### What you should do
Give every entry again, word for word and in full.

### Data provided
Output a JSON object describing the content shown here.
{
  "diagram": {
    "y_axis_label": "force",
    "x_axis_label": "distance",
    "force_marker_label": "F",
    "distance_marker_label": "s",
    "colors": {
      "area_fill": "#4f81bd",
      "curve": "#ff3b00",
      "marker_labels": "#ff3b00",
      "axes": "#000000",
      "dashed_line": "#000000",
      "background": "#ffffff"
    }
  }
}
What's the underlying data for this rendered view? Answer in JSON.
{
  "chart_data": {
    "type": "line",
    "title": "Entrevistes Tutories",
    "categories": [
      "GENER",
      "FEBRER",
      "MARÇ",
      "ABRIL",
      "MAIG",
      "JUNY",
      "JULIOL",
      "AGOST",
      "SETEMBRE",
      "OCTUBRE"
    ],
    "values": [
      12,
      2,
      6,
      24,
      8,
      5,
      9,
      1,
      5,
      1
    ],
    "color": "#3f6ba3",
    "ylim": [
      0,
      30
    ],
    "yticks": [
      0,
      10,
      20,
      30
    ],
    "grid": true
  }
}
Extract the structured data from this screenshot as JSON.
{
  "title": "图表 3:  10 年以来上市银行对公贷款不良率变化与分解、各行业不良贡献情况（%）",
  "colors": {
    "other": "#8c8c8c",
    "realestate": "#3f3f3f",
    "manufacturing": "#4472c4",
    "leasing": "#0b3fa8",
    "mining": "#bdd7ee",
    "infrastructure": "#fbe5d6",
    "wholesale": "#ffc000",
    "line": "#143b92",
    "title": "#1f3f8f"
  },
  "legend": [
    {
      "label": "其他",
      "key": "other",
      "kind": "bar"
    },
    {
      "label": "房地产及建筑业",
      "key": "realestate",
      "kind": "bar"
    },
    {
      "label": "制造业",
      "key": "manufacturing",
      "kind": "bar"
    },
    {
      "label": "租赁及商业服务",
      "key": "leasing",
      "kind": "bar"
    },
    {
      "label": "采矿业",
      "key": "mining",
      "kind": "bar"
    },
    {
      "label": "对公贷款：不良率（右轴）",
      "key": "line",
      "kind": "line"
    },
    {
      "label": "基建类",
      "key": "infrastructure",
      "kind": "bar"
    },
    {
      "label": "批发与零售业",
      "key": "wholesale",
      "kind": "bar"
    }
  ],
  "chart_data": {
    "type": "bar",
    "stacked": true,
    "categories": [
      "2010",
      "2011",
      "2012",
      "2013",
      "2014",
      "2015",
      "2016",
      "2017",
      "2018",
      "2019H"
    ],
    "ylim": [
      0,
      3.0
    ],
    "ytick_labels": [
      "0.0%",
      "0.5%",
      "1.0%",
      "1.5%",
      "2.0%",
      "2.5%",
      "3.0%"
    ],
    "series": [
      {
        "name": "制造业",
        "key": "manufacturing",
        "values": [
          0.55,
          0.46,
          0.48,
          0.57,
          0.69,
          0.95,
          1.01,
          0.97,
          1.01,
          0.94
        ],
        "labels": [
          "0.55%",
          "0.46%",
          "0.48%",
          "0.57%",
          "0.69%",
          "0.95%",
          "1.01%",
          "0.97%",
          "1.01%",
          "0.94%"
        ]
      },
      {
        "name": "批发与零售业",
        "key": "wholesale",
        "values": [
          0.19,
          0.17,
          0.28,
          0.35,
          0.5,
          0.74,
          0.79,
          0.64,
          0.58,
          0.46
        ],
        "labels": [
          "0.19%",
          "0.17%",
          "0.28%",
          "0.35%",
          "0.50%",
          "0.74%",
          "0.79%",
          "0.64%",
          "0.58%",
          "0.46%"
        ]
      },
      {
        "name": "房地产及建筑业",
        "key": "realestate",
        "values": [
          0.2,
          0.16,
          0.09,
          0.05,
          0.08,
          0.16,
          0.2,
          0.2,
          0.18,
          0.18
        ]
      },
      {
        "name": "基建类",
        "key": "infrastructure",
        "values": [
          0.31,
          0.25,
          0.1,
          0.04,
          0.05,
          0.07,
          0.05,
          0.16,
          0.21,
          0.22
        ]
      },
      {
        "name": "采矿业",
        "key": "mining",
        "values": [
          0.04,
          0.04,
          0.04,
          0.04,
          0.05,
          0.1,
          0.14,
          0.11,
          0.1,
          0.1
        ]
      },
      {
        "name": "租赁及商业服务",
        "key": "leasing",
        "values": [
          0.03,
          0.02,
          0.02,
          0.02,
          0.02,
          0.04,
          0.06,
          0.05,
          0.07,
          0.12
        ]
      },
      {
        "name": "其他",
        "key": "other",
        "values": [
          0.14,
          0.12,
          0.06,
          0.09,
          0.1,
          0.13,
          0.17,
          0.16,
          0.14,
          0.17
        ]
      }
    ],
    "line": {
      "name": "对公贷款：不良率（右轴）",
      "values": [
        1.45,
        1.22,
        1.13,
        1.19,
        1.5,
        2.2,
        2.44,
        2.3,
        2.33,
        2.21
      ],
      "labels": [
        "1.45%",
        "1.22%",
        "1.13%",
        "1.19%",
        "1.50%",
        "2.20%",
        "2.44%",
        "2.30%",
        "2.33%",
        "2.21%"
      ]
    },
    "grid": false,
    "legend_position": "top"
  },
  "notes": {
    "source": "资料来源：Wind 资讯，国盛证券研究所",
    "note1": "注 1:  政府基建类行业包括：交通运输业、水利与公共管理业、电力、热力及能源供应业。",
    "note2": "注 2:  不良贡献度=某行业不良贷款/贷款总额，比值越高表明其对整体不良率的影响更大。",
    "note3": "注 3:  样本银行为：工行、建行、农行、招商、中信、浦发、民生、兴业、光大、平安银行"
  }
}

### Task output
Output a JSON object describing the content shown here.
{
  "diagram": {
    "y_axis_label": "force",
    "x_axis_label": "distance",
    "force_marker_label": "F",
    "distance_marker_label": "s",
    "colors": {
      "area_fill": "#4f81bd",
      "curve": "#ff3b00",
      "marker_labels": "#ff3b00",
      "axes": "#000000",
      "dashed_line": "#000000",
      "background": "#ffffff"
    }
  }
}
What's the underlying data for this rendered view? Answer in JSON.
{
  "chart_data": {
    "type": "line",
    "title": "Entrevistes Tutories",
    "categories": [
      "GENER",
      "FEBRER",
      "MARÇ",
      "ABRIL",
      "MAIG",
      "JUNY",
      "JULIOL",
      "AGOST",
      "SETEMBRE",
      "OCTUBRE"
    ],
    "values": [
      12,
      2,
      6,
      24,
      8,
      5,
      9,
      1,
      5,
      1
    ],
    "color": "#3f6ba3",
    "ylim": [
      0,
      30
    ],
    "yticks": [
      0,
      10,
      20,
      30
    ],
    "grid": true
  }
}
Extract the structured data from this screenshot as JSON.
{
  "title": "图表 3:  10 年以来上市银行对公贷款不良率变化与分解、各行业不良贡献情况（%）",
  "colors": {
    "other": "#8c8c8c",
    "realestate": "#3f3f3f",
    "manufacturing": "#4472c4",
    "leasing": "#0b3fa8",
    "mining": "#bdd7ee",
    "infrastructure": "#fbe5d6",
    "wholesale": "#ffc000",
    "line": "#143b92",
    "title": "#1f3f8f"
  },
  "legend": [
    {
      "label": "其他",
      "key": "other",
      "kind": "bar"
    },
    {
      "label": "房地产及建筑业",
      "key": "realestate",
      "kind": "bar"
    },
    {
      "label": "制造业",
      "key": "manufacturing",
      "kind": "bar"
    },
    {
      "label": "租赁及商业服务",
      "key": "leasing",
      "kind": "bar"
    },
    {
      "label": "采矿业",
      "key": "mining",
      "kind": "bar"
    },
    {
      "label": "对公贷款：不良率（右轴）",
      "key": "line",
      "kind": "line"
    },
    {
      "label": "基建类",
      "key": "infrastructure",
      "kind": "bar"
    },
    {
      "label": "批发与零售业",
      "key": "wholesale",
      "kind": "bar"
    }
  ],
  "chart_data": {
    "type": "bar",
    "stacked": true,
    "categories": [
      "2010",
      "2011",
      "2012",
      "2013",
      "2014",
      "2015",
      "2016",
      "2017",
      "2018",
      "2019H"
    ],
    "ylim": [
      0,
      3.0
    ],
    "ytick_labels": [
      "0.0%",
      "0.5%",
      "1.0%",
      "1.5%",
      "2.0%",
      "2.5%",
      "3.0%"
    ],
    "series": [
      {
        "name": "制造业",
        "key": "manufacturing",
        "values": [
          0.55,
          0.46,
          0.48,
          0.57,
          0.69,
          0.95,
          1.01,
          0.97,
          1.01,
          0.94
        ],
        "labels": [
          "0.55%",
          "0.46%",
          "0.48%",
          "0.57%",
          "0.69%",
          "0.95%",
          "1.01%",
          "0.97%",
          "1.01%",
          "0.94%"
        ]
      },
      {
        "name": "批发与零售业",
        "key": "wholesale",
        "values": [
          0.19,
          0.17,
          0.28,
          0.35,
          0.5,
          0.74,
          0.79,
          0.64,
          0.58,
          0.46
        ],
        "labels": [
          "0.19%",
          "0.17%",
          "0.28%",
          "0.35%",
          "0.50%",
          "0.74%",
          "0.79%",
          "0.64%",
          "0.58%",
          "0.46%"
        ]
      },
      {
        "name": "房地产及建筑业",
        "key": "realestate",
        "values": [
          0.2,
          0.16,
          0.09,
          0.05,
          0.08,
          0.16,
          0.2,
          0.2,
          0.18,
          0.18
        ]
      },
      {
        "name": "基建类",
        "key": "infrastructure",
        "values": [
          0.31,
          0.25,
          0.1,
          0.04,
          0.05,
          0.07,
          0.05,
          0.16,
          0.21,
          0.22
        ]
      },
      {
        "name": "采矿业",
        "key": "mining",
        "values": [
          0.04,
          0.04,
          0.04,
          0.04,
          0.05,
          0.1,
          0.14,
          0.11,
          0.1,
          0.1
        ]
      },
      {
        "name": "租赁及商业服务",
        "key": "leasing",
        "values": [
          0.03,
          0.02,
          0.02,
          0.02,
          0.02,
          0.04,
          0.06,
          0.05,
          0.07,
          0.12
        ]
      },
      {
        "name": "其他",
        "key": "other",
        "values": [
          0.14,
          0.12,
          0.06,
          0.09,
          0.1,
          0.13,
          0.17,
          0.16,
          0.14,
          0.17
        ]
      }
    ],
    "line": {
      "name": "对公贷款：不良率（右轴）",
      "values": [
        1.45,
        1.22,
        1.13,
        1.19,
        1.5,
        2.2,
        2.44,
        2.3,
        2.33,
        2.21
      ],
      "labels": [
        "1.45%",
        "1.22%",
        "1.13%",
        "1.19%",
        "1.50%",
        "2.20%",
        "2.44%",
        "2.30%",
        "2.33%",
        "2.21%"
      ]
    },
    "grid": false,
    "legend_position": "top"
  },
  "notes": {
    "source": "资料来源：Wind 资讯，国盛证券研究所",
    "note1": "注 1:  政府基建类行业包括：交通运输业、水利与公共管理业、电力、热力及能源供应业。",
    "note2": "注 2:  不良贡献度=某行业不良贷款/贷款总额，比值越高表明其对整体不良率的影响更大。",
    "note3": "注 3:  样本银行为：工行、建行、农行、招商、中信、浦发、民生、兴业、光大、平安银行"
  }
}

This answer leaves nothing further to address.